### Input records
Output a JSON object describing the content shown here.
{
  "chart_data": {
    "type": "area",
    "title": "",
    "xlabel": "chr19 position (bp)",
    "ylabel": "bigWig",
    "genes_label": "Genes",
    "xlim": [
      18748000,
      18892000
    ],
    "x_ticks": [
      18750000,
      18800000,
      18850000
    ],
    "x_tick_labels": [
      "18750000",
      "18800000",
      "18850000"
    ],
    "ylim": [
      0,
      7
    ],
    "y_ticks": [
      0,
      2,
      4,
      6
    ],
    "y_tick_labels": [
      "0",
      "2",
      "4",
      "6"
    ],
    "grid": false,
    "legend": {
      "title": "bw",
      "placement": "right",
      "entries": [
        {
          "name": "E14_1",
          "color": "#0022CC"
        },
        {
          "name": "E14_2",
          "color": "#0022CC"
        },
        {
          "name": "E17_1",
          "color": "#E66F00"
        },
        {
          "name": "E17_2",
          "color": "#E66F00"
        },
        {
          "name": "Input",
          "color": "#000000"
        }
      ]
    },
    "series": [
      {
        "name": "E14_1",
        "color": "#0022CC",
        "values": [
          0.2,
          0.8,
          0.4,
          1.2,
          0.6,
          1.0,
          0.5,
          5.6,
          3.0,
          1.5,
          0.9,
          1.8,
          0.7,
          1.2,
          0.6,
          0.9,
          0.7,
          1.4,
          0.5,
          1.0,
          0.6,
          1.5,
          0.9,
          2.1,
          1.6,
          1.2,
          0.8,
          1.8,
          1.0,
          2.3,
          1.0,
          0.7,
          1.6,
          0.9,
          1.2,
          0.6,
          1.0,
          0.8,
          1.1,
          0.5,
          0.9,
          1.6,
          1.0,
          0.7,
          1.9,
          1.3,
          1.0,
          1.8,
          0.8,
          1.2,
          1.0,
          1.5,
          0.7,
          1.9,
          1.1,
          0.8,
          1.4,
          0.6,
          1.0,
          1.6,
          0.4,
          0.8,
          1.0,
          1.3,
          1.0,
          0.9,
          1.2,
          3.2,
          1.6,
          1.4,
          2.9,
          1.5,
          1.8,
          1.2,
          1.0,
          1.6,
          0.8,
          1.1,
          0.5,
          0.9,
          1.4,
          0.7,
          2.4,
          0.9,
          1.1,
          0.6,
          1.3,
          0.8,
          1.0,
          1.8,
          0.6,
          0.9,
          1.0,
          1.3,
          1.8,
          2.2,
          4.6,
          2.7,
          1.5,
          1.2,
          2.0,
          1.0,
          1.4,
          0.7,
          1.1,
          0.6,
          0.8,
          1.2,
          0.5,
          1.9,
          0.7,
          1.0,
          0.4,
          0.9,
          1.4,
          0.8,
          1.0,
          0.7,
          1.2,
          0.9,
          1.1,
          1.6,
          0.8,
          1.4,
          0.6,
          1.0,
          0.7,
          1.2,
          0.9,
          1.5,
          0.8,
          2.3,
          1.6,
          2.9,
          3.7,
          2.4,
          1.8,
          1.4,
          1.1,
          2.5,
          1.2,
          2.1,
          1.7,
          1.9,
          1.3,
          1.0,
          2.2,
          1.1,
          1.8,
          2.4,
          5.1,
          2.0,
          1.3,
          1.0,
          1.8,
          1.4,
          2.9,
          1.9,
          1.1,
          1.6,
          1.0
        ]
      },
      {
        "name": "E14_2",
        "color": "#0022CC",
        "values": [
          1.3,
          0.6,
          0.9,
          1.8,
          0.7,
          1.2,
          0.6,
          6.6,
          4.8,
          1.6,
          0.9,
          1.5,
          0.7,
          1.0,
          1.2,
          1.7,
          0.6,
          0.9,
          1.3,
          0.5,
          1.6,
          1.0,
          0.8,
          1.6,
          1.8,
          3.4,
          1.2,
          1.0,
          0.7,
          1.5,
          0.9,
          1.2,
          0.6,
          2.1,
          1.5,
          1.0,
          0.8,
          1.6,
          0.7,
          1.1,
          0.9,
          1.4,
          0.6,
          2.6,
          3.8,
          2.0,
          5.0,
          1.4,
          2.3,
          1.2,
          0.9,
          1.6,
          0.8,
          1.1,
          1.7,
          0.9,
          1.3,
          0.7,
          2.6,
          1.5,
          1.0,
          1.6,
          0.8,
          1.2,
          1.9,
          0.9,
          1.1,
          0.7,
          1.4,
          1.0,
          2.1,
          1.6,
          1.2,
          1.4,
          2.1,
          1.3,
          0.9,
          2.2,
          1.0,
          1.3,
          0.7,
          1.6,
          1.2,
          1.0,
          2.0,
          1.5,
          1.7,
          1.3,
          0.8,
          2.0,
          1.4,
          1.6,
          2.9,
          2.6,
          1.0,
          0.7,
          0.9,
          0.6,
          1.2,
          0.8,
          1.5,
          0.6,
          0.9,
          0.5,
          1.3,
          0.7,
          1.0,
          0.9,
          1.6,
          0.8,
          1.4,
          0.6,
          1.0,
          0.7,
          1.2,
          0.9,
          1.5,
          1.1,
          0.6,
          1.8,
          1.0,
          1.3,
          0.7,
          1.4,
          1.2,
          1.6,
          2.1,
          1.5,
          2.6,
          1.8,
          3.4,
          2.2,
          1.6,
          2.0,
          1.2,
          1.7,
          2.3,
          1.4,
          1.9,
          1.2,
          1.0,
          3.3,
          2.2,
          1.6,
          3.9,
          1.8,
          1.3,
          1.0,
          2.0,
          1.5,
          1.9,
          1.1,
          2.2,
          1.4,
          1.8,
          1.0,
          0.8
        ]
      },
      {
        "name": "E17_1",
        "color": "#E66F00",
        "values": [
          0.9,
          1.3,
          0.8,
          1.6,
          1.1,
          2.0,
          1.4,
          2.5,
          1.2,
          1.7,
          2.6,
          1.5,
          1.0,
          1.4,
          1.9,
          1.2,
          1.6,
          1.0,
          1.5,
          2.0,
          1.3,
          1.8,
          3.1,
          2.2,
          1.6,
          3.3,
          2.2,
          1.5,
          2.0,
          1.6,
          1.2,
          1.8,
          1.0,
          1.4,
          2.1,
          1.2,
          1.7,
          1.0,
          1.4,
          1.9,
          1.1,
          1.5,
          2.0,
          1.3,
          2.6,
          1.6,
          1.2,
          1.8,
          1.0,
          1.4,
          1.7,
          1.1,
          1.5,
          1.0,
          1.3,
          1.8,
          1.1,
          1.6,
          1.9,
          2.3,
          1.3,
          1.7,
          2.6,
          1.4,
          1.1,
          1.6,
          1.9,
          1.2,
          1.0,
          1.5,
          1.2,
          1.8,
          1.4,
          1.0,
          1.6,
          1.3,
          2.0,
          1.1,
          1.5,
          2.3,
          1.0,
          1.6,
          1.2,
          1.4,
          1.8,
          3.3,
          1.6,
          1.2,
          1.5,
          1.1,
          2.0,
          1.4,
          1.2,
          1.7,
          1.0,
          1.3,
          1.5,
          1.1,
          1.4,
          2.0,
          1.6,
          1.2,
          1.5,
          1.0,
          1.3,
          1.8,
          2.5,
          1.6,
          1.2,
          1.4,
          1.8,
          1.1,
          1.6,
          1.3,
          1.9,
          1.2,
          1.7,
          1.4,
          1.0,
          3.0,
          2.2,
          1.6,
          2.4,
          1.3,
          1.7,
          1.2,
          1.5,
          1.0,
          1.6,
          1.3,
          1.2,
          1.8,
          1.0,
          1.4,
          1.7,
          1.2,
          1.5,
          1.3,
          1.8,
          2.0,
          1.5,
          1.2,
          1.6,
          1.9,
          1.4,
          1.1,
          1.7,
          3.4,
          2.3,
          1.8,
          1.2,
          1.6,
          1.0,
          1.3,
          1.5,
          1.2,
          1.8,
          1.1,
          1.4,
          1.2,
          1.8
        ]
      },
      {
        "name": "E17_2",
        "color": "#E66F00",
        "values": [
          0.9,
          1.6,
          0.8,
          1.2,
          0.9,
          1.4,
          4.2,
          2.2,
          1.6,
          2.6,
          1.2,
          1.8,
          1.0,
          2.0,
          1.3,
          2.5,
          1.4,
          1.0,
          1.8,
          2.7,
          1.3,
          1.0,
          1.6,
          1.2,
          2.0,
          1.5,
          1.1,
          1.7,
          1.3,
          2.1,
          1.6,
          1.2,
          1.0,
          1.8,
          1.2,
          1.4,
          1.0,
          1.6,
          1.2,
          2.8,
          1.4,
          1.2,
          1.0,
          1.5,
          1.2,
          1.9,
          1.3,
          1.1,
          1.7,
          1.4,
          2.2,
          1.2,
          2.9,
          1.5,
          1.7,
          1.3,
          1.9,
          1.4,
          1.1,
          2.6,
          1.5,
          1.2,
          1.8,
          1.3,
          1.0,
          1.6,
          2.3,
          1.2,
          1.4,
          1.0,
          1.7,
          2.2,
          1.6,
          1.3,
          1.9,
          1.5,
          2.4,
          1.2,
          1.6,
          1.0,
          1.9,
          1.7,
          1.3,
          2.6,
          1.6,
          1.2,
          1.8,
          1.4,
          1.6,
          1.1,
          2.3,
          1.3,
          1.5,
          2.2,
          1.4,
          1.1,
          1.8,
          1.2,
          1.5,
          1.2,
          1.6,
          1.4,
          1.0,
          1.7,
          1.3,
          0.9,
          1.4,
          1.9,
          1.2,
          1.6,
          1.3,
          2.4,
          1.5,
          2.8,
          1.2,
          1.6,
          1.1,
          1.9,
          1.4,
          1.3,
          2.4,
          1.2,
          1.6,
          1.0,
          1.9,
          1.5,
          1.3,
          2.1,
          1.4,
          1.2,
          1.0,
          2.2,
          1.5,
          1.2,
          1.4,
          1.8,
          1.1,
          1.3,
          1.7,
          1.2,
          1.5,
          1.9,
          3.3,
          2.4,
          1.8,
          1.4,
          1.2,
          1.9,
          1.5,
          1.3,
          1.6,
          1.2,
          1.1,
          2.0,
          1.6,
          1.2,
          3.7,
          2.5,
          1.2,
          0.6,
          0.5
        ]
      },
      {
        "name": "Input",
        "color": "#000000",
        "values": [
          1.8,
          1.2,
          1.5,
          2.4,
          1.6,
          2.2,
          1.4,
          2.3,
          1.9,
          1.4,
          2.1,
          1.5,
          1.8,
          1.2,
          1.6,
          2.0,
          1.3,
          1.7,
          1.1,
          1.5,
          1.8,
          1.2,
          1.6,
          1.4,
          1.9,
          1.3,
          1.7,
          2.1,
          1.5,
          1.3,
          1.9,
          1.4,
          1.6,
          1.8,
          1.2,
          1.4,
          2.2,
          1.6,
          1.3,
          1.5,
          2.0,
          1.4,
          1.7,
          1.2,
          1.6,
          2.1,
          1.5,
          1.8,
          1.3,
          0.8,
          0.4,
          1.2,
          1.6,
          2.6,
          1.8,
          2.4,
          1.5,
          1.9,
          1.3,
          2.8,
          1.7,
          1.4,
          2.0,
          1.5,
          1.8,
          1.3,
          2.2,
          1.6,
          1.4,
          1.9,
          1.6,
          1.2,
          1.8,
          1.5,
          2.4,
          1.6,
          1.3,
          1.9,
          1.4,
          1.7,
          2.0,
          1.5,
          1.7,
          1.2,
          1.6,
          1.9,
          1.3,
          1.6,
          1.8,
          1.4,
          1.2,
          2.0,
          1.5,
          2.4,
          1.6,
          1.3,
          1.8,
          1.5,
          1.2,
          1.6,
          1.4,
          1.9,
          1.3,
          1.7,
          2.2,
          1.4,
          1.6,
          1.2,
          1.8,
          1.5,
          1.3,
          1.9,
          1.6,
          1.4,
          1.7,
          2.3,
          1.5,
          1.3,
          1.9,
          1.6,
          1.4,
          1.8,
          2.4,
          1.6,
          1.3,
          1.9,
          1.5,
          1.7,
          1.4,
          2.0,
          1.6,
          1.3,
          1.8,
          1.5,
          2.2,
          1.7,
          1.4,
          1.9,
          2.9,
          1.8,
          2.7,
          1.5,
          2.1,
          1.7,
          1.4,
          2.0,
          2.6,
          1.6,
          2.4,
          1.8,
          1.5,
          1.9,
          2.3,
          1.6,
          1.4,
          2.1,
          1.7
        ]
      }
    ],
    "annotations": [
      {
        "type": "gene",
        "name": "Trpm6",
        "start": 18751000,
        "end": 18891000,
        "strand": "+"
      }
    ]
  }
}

### Task details
From the entries above, work out how many lines include "name"; the number is the only answer wanted.

### Exercise answer
11